[Dataset items]
START

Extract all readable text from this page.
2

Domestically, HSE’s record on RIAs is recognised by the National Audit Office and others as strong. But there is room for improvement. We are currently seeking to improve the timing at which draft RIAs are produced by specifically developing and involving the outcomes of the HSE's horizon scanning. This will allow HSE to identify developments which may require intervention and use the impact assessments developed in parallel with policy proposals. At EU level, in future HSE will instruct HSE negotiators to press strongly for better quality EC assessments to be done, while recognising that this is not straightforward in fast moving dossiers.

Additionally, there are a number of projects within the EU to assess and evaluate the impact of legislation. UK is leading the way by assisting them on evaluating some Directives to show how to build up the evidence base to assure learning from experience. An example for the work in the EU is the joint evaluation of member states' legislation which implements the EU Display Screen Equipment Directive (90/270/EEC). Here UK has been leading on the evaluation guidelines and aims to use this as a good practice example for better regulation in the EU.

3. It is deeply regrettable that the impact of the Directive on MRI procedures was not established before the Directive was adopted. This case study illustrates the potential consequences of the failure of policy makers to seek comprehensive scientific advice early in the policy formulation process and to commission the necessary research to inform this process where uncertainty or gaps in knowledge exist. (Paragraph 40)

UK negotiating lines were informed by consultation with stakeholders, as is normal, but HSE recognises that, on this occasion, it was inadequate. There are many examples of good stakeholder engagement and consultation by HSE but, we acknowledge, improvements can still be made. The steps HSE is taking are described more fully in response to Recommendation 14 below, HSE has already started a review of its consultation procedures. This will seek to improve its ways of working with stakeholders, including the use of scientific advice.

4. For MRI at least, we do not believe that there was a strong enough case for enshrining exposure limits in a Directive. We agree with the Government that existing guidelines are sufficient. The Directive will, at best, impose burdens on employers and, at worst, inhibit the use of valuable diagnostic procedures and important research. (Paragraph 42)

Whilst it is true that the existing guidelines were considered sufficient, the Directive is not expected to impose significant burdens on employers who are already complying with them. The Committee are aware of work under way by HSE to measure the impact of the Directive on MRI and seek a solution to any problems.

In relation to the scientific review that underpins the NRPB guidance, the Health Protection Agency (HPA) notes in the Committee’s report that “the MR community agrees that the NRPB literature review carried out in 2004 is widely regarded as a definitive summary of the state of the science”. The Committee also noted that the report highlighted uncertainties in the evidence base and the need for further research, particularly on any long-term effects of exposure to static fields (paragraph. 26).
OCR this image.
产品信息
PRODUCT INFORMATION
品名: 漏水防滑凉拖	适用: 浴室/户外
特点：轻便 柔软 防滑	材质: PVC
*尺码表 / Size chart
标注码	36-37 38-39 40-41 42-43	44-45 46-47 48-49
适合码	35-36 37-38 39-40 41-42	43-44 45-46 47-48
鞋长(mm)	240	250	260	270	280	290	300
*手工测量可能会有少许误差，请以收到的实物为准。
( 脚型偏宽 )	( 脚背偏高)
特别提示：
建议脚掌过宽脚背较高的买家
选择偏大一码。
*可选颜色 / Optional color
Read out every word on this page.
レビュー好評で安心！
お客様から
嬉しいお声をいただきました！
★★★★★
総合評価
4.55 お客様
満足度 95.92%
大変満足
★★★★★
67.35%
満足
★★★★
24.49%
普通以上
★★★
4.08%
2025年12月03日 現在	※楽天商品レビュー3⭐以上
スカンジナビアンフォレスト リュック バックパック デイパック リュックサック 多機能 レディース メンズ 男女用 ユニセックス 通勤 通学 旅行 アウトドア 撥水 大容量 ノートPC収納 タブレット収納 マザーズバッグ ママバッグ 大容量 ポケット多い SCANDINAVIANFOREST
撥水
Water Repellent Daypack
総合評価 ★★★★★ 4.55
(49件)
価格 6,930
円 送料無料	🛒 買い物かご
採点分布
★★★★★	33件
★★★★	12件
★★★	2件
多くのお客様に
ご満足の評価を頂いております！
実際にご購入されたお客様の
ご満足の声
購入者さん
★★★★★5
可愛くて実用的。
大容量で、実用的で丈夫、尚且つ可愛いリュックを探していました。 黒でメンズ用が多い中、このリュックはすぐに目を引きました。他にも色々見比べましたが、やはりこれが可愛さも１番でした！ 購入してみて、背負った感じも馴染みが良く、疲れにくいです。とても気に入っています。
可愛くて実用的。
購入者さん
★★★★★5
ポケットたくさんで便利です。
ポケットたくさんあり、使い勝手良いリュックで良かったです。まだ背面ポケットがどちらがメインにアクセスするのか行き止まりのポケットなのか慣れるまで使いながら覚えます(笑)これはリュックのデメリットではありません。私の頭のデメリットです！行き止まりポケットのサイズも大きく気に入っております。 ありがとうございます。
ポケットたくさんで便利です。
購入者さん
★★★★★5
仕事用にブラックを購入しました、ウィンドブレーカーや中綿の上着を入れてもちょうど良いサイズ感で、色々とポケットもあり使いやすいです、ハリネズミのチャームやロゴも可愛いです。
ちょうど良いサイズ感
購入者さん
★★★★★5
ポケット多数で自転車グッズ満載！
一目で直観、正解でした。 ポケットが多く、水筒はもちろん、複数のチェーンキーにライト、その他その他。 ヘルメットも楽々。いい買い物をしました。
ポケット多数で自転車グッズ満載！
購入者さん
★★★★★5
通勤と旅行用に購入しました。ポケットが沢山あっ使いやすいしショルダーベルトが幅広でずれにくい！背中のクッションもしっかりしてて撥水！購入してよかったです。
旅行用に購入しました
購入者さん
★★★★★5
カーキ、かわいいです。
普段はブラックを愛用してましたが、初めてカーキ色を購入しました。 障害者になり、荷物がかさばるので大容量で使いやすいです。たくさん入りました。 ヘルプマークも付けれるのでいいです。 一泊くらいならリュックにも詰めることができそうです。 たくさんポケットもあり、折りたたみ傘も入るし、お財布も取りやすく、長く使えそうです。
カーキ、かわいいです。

END

## Task objective
Copy out each record, keeping every word as it is.

## Output of the exercise
Extract all readable text from this page.
2

Domestically, HSE’s record on RIAs is recognised by the National Audit Office and others as strong. But there is room for improvement. We are currently seeking to improve the timing at which draft RIAs are produced by specifically developing and involving the outcomes of the HSE's horizon scanning. This will allow HSE to identify developments which may require intervention and use the impact assessments developed in parallel with policy proposals. At EU level, in future HSE will instruct HSE negotiators to press strongly for better quality EC assessments to be done, while recognising that this is not straightforward in fast moving dossiers.

Additionally, there are a number of projects within the EU to assess and evaluate the impact of legislation. UK is leading the way by assisting them on evaluating some Directives to show how to build up the evidence base to assure learning from experience. An example for the work in the EU is the joint evaluation of member states' legislation which implements the EU Display Screen Equipment Directive (90/270/EEC). Here UK has been leading on the evaluation guidelines and aims to use this as a good practice example for better regulation in the EU.

3. It is deeply regrettable that the impact of the Directive on MRI procedures was not established before the Directive was adopted. This case study illustrates the potential consequences of the failure of policy makers to seek comprehensive scientific advice early in the policy formulation process and to commission the necessary research to inform this process where uncertainty or gaps in knowledge exist. (Paragraph 40)

UK negotiating lines were informed by consultation with stakeholders, as is normal, but HSE recognises that, on this occasion, it was inadequate. There are many examples of good stakeholder engagement and consultation by HSE but, we acknowledge, improvements can still be made. The steps HSE is taking are described more fully in response to Recommendation 14 below, HSE has already started a review of its consultation procedures. This will seek to improve its ways of working with stakeholders, including the use of scientific advice.

4. For MRI at least, we do not believe that there was a strong enough case for enshrining exposure limits in a Directive. We agree with the Government that existing guidelines are sufficient. The Directive will, at best, impose burdens on employers and, at worst, inhibit the use of valuable diagnostic procedures and important research. (Paragraph 42)

Whilst it is true that the existing guidelines were considered sufficient, the Directive is not expected to impose significant burdens on employers who are already complying with them. The Committee are aware of work under way by HSE to measure the impact of the Directive on MRI and seek a solution to any problems.

In relation to the scientific review that underpins the NRPB guidance, the Health Protection Agency (HPA) notes in the Committee’s report that “the MR community agrees that the NRPB literature review carried out in 2004 is widely regarded as a definitive summary of the state of the science”. The Committee also noted that the report highlighted uncertainties in the evidence base and the need for further research, particularly on any long-term effects of exposure to static fields (paragraph. 26).
OCR this image.
产品信息
PRODUCT INFORMATION
品名: 漏水防滑凉拖	适用: 浴室/户外
特点：轻便 柔软 防滑	材质: PVC
*尺码表 / Size chart
标注码	36-37 38-39 40-41 42-43	44-45 46-47 48-49
适合码	35-36 37-38 39-40 41-42	43-44 45-46 47-48
鞋长(mm)	240	250	260	270	280	290	300
*手工测量可能会有少许误差，请以收到的实物为准。
( 脚型偏宽 )	( 脚背偏高)
特别提示：
建议脚掌过宽脚背较高的买家
选择偏大一码。
*可选颜色 / Optional color
Read out every word on this page.
レビュー好評で安心！
お客様から
嬉しいお声をいただきました！
★★★★★
総合評価
4.55 お客様
満足度 95.92%
大変満足
★★★★★
67.35%
満足
★★★★
24.49%
普通以上
★★★
4.08%
2025年12月03日 現在	※楽天商品レビュー3⭐以上
スカンジナビアンフォレスト リュック バックパック デイパック リュックサック 多機能 レディース メンズ 男女用 ユニセックス 通勤 通学 旅行 アウトドア 撥水 大容量 ノートPC収納 タブレット収納 マザーズバッグ ママバッグ 大容量 ポケット多い SCANDINAVIANFOREST
撥水
Water Repellent Daypack
総合評価 ★★★★★ 4.55
(49件)
価格 6,930
円 送料無料	🛒 買い物かご
採点分布
★★★★★	33件
★★★★	12件
★★★	2件
多くのお客様に
ご満足の評価を頂いております！
実際にご購入されたお客様の
ご満足の声
購入者さん
★★★★★5
可愛くて実用的。
大容量で、実用的で丈夫、尚且つ可愛いリュックを探していました。 黒でメンズ用が多い中、このリュックはすぐに目を引きました。他にも色々見比べましたが、やはりこれが可愛さも１番でした！ 購入してみて、背負った感じも馴染みが良く、疲れにくいです。とても気に入っています。
可愛くて実用的。
購入者さん
★★★★★5
ポケットたくさんで便利です。
ポケットたくさんあり、使い勝手良いリュックで良かったです。まだ背面ポケットがどちらがメインにアクセスするのか行き止まりのポケットなのか慣れるまで使いながら覚えます(笑)これはリュックのデメリットではありません。私の頭のデメリットです！行き止まりポケットのサイズも大きく気に入っております。 ありがとうございます。
ポケットたくさんで便利です。
購入者さん
★★★★★5
仕事用にブラックを購入しました、ウィンドブレーカーや中綿の上着を入れてもちょうど良いサイズ感で、色々とポケットもあり使いやすいです、ハリネズミのチャームやロゴも可愛いです。
ちょうど良いサイズ感
購入者さん
★★★★★5
ポケット多数で自転車グッズ満載！
一目で直観、正解でした。 ポケットが多く、水筒はもちろん、複数のチェーンキーにライト、その他その他。 ヘルメットも楽々。いい買い物をしました。
ポケット多数で自転車グッズ満載！
購入者さん
★★★★★5
通勤と旅行用に購入しました。ポケットが沢山あっ使いやすいしショルダーベルトが幅広でずれにくい！背中のクッションもしっかりしてて撥水！購入してよかったです。
旅行用に購入しました
購入者さん
★★★★★5
カーキ、かわいいです。
普段はブラックを愛用してましたが、初めてカーキ色を購入しました。 障害者になり、荷物がかさばるので大容量で使いやすいです。たくさん入りました。 ヘルプマークも付けれるのでいいです。 一泊くらいならリュックにも詰めることができそうです。 たくさんポケットもあり、折りたたみ傘も入るし、お財布も取りやすく、長く使えそうです。
カーキ、かわいいです。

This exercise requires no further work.